**TASK TO COMPLETE**
Repeat every record below exactly, but leave out any pictures.

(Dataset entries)
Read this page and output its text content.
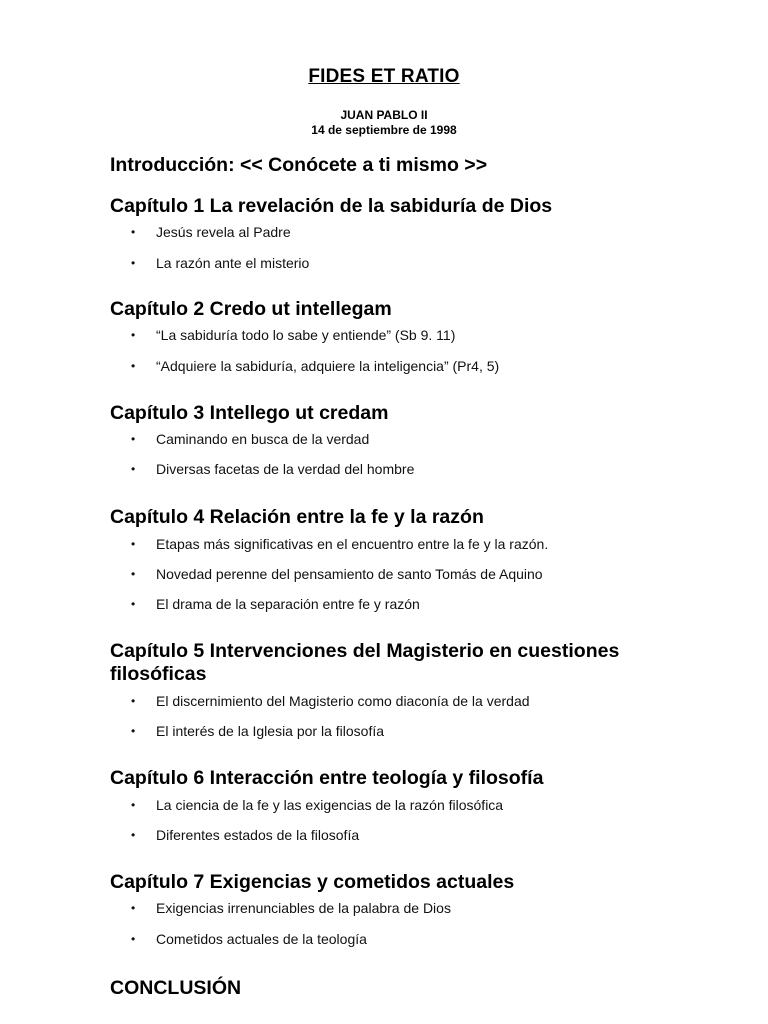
FIDES ET RATIO
JUAN PABLO II
14 de septiembre de 1998
Introducción: << Conócete a ti mismo >>
Capítulo 1 La revelación de la sabiduría de Dios
• Jesús revela al Padre
• La razón ante el misterio
Capítulo 2 Credo ut intellegam
• “La sabiduría todo lo sabe y entiende” (Sb 9. 11)
• “Adquiere la sabiduría, adquiere la inteligencia” (Pr4, 5)
Capítulo 3 Intellego ut credam
• Caminando en busca de la verdad
• Diversas facetas de la verdad del hombre
Capítulo 4 Relación entre la fe y la razón
• Etapas más significativas en el encuentro entre la fe y la razón.
• Novedad perenne del pensamiento de santo Tomás de Aquino
• El drama de la separación entre fe y razón
Capítulo 5 Intervenciones del Magisterio en cuestiones filosóficas
• El discernimiento del Magisterio como diaconía de la verdad
• El interés de la Iglesia por la filosofía
Capítulo 6 Interacción entre teología y filosofía
• La ciencia de la fe y las exigencias de la razón filosófica
• Diferentes estados de la filosofía
Capítulo 7 Exigencias y cometidos actuales
• Exigencias irrenunciables de la palabra de Dios
• Cometidos actuales de la teología
CONCLUSIÓN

**PROBLEM SOLUTION**
Read this page and output its text content.
FIDES ET RATIO
JUAN PABLO II
14 de septiembre de 1998
Introducción: << Conócete a ti mismo >>
Capítulo 1 La revelación de la sabiduría de Dios
• Jesús revela al Padre
• La razón ante el misterio
Capítulo 2 Credo ut intellegam
• “La sabiduría todo lo sabe y entiende” (Sb 9. 11)
• “Adquiere la sabiduría, adquiere la inteligencia” (Pr4, 5)
Capítulo 3 Intellego ut credam
• Caminando en busca de la verdad
• Diversas facetas de la verdad del hombre
Capítulo 4 Relación entre la fe y la razón
• Etapas más significativas en el encuentro entre la fe y la razón.
• Novedad perenne del pensamiento de santo Tomás de Aquino
• El drama de la separación entre fe y razón
Capítulo 5 Intervenciones del Magisterio en cuestiones filosóficas
• El discernimiento del Magisterio como diaconía de la verdad
• El interés de la Iglesia por la filosofía
Capítulo 6 Interacción entre teología y filosofía
• La ciencia de la fe y las exigencias de la razón filosófica
• Diferentes estados de la filosofía
Capítulo 7 Exigencias y cometidos actuales
• Exigencias irrenunciables de la palabra de Dios
• Cometidos actuales de la teología
CONCLUSIÓN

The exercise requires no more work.